Brief. Every entry must be given again exactly.

Supplied entries.
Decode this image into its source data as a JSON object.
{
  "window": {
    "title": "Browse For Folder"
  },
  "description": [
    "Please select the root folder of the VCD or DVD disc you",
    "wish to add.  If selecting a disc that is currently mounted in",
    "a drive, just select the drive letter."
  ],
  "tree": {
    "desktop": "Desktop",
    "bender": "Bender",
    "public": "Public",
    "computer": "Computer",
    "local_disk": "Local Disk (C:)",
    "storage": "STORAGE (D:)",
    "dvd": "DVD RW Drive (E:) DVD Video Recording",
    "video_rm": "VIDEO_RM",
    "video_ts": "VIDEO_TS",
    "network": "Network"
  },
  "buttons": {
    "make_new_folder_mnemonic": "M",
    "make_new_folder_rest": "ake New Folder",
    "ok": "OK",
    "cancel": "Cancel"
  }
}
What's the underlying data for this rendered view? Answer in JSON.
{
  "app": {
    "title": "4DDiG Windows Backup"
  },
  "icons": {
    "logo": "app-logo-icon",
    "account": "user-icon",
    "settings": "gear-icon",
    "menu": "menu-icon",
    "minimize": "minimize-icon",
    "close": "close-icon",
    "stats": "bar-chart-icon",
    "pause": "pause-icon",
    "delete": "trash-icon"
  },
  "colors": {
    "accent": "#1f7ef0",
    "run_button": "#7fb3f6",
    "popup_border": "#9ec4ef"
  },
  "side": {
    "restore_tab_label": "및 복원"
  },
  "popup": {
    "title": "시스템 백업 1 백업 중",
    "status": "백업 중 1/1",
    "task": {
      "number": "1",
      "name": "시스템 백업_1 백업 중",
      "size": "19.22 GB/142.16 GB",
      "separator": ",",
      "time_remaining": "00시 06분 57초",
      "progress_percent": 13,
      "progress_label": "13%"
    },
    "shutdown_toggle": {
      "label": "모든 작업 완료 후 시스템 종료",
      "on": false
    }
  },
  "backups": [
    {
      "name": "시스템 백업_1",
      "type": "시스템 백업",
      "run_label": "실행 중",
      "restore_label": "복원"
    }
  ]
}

Exercise solution.
Decode this image into its source data as a JSON object.
{
  "window": {
    "title": "Browse For Folder"
  },
  "description": [
    "Please select the root folder of the VCD or DVD disc you",
    "wish to add.  If selecting a disc that is currently mounted in",
    "a drive, just select the drive letter."
  ],
  "tree": {
    "desktop": "Desktop",
    "bender": "Bender",
    "public": "Public",
    "computer": "Computer",
    "local_disk": "Local Disk (C:)",
    "storage": "STORAGE (D:)",
    "dvd": "DVD RW Drive (E:) DVD Video Recording",
    "video_rm": "VIDEO_RM",
    "video_ts": "VIDEO_TS",
    "network": "Network"
  },
  "buttons": {
    "make_new_folder_mnemonic": "M",
    "make_new_folder_rest": "ake New Folder",
    "ok": "OK",
    "cancel": "Cancel"
  }
}
What's the underlying data for this rendered view? Answer in JSON.
{
  "app": {
    "title": "4DDiG Windows Backup"
  },
  "icons": {
    "logo": "app-logo-icon",
    "account": "user-icon",
    "settings": "gear-icon",
    "menu": "menu-icon",
    "minimize": "minimize-icon",
    "close": "close-icon",
    "stats": "bar-chart-icon",
    "pause": "pause-icon",
    "delete": "trash-icon"
  },
  "colors": {
    "accent": "#1f7ef0",
    "run_button": "#7fb3f6",
    "popup_border": "#9ec4ef"
  },
  "side": {
    "restore_tab_label": "및 복원"
  },
  "popup": {
    "title": "시스템 백업 1 백업 중",
    "status": "백업 중 1/1",
    "task": {
      "number": "1",
      "name": "시스템 백업_1 백업 중",
      "size": "19.22 GB/142.16 GB",
      "separator": ",",
      "time_remaining": "00시 06분 57초",
      "progress_percent": 13,
      "progress_label": "13%"
    },
    "shutdown_toggle": {
      "label": "모든 작업 완료 후 시스템 종료",
      "on": false
    }
  },
  "backups": [
    {
      "name": "시스템 백업_1",
      "type": "시스템 백업",
      "run_label": "실행 중",
      "restore_label": "복원"
    }
  ]
}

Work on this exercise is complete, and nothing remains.